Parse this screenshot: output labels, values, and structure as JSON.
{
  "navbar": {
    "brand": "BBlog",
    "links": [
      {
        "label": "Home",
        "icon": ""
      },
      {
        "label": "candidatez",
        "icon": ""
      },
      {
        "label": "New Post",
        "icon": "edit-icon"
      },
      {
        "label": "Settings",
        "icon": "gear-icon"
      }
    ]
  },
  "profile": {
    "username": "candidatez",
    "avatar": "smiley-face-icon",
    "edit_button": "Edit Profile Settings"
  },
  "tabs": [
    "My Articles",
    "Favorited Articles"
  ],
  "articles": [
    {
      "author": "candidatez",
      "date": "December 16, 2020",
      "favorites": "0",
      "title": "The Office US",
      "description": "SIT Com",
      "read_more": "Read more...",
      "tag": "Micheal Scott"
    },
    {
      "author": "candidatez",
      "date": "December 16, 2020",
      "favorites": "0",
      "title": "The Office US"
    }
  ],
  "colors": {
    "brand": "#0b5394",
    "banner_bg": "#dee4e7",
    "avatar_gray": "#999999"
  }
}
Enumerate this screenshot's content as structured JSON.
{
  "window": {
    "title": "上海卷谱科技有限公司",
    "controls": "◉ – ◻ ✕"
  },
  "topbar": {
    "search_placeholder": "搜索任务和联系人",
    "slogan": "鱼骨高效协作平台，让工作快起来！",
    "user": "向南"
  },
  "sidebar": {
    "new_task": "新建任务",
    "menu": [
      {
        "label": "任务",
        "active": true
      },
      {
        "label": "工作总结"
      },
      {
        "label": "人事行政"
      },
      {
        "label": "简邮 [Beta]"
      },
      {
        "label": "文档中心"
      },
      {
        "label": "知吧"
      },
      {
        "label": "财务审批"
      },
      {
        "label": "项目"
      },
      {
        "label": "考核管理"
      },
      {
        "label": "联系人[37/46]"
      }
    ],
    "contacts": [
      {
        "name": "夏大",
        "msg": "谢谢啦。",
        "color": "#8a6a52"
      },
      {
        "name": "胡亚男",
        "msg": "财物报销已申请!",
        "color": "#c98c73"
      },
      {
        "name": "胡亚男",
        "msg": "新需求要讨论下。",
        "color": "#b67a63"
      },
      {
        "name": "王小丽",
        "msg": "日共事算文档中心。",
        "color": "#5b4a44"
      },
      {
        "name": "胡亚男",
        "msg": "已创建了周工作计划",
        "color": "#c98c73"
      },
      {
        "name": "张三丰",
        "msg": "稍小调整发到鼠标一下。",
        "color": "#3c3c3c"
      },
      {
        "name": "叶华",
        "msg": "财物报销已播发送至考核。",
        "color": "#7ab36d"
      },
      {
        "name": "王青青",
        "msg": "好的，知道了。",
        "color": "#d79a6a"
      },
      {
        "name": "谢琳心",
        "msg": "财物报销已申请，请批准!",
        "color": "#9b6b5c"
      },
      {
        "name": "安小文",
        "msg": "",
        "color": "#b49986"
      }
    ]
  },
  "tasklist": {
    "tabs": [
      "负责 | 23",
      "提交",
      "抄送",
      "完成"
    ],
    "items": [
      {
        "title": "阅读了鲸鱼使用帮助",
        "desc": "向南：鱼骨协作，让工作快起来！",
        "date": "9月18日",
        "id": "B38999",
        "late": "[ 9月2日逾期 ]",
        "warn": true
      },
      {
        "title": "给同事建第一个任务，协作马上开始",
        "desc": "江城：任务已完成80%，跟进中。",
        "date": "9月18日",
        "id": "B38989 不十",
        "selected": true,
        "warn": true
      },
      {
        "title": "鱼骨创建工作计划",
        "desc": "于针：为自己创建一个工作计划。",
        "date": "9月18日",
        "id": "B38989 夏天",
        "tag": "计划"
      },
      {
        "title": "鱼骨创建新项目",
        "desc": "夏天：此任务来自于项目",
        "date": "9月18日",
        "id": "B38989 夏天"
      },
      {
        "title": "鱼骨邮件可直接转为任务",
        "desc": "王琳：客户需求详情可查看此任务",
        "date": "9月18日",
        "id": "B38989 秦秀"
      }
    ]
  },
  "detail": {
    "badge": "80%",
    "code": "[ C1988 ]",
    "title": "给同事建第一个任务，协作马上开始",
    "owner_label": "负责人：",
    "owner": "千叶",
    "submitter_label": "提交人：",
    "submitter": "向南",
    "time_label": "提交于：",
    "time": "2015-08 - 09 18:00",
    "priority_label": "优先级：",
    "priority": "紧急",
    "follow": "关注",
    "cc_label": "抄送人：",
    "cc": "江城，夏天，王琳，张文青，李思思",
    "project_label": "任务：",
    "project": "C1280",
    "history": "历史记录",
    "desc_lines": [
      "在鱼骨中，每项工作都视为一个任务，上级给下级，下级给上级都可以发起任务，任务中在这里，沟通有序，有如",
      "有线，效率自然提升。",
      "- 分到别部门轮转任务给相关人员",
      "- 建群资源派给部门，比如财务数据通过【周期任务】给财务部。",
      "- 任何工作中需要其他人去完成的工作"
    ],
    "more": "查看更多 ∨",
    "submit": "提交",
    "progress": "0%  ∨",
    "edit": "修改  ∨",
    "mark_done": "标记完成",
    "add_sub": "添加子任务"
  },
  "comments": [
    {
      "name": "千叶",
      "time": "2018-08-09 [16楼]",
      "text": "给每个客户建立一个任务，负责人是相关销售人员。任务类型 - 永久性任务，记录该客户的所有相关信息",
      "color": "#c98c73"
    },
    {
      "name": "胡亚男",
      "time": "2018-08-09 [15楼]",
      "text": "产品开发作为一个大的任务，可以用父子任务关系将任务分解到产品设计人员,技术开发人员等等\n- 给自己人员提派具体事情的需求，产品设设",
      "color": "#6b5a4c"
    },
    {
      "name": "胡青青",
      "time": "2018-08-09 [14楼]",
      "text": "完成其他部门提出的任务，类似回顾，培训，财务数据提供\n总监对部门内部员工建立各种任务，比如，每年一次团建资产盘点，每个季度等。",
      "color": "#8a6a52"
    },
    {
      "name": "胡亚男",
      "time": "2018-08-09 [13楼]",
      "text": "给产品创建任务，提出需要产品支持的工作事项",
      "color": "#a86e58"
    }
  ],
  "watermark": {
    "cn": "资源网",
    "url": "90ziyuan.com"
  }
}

__Set problem__:
Reply with one number only: the count of lines in the entries that contain "text".

__Worked solution__:
4